*** Begin section ***

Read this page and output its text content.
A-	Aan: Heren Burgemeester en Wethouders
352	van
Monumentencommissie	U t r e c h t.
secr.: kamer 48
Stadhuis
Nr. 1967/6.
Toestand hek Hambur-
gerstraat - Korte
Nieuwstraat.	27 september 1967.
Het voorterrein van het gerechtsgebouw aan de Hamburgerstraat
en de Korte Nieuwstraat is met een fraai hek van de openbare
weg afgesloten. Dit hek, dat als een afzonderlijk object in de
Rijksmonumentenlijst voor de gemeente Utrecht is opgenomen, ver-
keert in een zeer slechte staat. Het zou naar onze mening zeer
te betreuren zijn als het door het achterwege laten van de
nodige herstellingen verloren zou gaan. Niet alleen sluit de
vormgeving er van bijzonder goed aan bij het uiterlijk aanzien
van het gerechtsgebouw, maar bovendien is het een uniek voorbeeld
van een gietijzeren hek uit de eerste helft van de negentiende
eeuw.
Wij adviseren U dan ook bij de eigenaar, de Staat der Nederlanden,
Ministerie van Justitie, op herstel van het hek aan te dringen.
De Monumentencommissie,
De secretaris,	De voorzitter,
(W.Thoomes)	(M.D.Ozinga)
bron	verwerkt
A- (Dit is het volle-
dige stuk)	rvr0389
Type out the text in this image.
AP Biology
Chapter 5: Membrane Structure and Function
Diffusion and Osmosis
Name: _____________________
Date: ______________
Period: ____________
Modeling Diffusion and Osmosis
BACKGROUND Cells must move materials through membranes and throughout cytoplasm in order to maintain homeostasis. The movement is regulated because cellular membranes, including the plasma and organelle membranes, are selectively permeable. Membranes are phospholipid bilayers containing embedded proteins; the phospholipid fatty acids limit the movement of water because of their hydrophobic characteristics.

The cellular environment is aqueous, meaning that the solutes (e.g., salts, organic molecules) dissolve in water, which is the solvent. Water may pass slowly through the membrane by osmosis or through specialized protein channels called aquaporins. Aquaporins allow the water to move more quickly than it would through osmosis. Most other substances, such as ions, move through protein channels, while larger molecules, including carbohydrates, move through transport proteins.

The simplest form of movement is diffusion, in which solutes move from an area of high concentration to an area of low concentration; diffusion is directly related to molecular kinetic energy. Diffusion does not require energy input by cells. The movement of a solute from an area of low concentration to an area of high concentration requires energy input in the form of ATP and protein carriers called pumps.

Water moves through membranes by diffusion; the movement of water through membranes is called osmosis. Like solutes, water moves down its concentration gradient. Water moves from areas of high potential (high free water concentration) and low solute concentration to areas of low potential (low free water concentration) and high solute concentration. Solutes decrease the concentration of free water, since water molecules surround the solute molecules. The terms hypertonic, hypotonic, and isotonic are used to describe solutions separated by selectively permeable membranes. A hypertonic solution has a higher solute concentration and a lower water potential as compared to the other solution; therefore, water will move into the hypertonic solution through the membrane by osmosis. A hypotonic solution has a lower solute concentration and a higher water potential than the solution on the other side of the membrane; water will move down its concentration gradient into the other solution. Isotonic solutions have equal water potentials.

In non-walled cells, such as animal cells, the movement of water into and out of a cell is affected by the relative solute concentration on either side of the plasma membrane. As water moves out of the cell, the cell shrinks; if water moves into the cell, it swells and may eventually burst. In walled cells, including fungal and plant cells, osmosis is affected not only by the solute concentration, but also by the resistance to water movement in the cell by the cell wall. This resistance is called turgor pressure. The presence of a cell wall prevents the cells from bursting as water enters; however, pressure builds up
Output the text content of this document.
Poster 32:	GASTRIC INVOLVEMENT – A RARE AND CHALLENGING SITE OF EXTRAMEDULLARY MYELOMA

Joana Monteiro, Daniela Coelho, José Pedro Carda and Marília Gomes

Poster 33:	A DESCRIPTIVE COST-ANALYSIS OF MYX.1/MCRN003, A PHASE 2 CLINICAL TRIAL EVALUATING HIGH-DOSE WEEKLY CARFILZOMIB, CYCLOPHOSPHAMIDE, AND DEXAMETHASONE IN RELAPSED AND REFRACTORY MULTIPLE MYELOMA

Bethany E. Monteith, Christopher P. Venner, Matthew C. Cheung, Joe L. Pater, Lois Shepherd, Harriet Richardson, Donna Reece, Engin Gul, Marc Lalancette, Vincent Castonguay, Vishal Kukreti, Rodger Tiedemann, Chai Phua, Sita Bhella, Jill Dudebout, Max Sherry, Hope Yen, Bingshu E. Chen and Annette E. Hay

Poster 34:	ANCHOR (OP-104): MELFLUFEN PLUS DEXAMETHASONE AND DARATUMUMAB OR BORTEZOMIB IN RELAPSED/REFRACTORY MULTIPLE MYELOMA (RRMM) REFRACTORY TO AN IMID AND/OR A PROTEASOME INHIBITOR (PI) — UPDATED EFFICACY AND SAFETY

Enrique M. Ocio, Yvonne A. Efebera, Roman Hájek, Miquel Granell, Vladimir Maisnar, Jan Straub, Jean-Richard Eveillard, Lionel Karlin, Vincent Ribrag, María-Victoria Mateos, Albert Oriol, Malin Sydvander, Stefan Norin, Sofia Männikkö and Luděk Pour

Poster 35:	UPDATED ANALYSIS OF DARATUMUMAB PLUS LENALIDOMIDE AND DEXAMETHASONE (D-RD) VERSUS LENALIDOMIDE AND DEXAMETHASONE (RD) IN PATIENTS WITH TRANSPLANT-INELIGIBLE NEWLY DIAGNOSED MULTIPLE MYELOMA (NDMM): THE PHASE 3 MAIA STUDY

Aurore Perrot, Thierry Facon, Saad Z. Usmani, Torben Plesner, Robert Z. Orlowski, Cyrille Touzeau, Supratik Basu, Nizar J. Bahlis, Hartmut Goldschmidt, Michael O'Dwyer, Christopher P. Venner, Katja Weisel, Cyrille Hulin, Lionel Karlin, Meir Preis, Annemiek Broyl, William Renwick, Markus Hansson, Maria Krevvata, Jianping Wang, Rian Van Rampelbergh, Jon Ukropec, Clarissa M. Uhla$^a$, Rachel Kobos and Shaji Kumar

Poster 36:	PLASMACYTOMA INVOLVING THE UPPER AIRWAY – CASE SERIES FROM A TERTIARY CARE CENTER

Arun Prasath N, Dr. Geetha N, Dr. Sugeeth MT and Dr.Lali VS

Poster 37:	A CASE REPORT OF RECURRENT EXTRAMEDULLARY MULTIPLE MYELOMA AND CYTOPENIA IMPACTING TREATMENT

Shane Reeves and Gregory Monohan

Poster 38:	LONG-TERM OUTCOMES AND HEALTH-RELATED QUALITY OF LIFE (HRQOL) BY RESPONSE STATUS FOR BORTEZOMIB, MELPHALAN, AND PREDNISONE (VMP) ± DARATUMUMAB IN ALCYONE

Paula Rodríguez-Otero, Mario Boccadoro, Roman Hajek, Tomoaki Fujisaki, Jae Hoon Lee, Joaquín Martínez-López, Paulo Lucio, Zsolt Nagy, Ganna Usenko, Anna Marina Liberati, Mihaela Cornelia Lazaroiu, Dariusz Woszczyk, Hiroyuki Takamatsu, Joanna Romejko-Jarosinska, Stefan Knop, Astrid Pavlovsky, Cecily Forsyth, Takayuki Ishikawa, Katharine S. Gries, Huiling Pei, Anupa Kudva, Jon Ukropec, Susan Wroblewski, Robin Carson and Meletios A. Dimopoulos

*** End section ***

◆ WHAT TO WORK ON ◆
Write out every line of the entries that holds the word "UPDATED".

◆ OUTPUT OF THE EXERCISE ◆
Poster 34:	ANCHOR (OP-104): MELFLUFEN PLUS DEXAMETHASONE AND DARATUMUMAB OR BORTEZOMIB IN RELAPSED/REFRACTORY MULTIPLE MYELOMA (RRMM) REFRACTORY TO AN IMID AND/OR A PROTEASOME INHIBITOR (PI) — UPDATED EFFICACY AND SAFETY
Poster 35:	UPDATED ANALYSIS OF DARATUMUMAB PLUS LENALIDOMIDE AND DEXAMETHASONE (D-RD) VERSUS LENALIDOMIDE AND DEXAMETHASONE (RD) IN PATIENTS WITH TRANSPLANT-INELIGIBLE NEWLY DIAGNOSED MULTIPLE MYELOMA (NDMM): THE PHASE 3 MAIA STUDY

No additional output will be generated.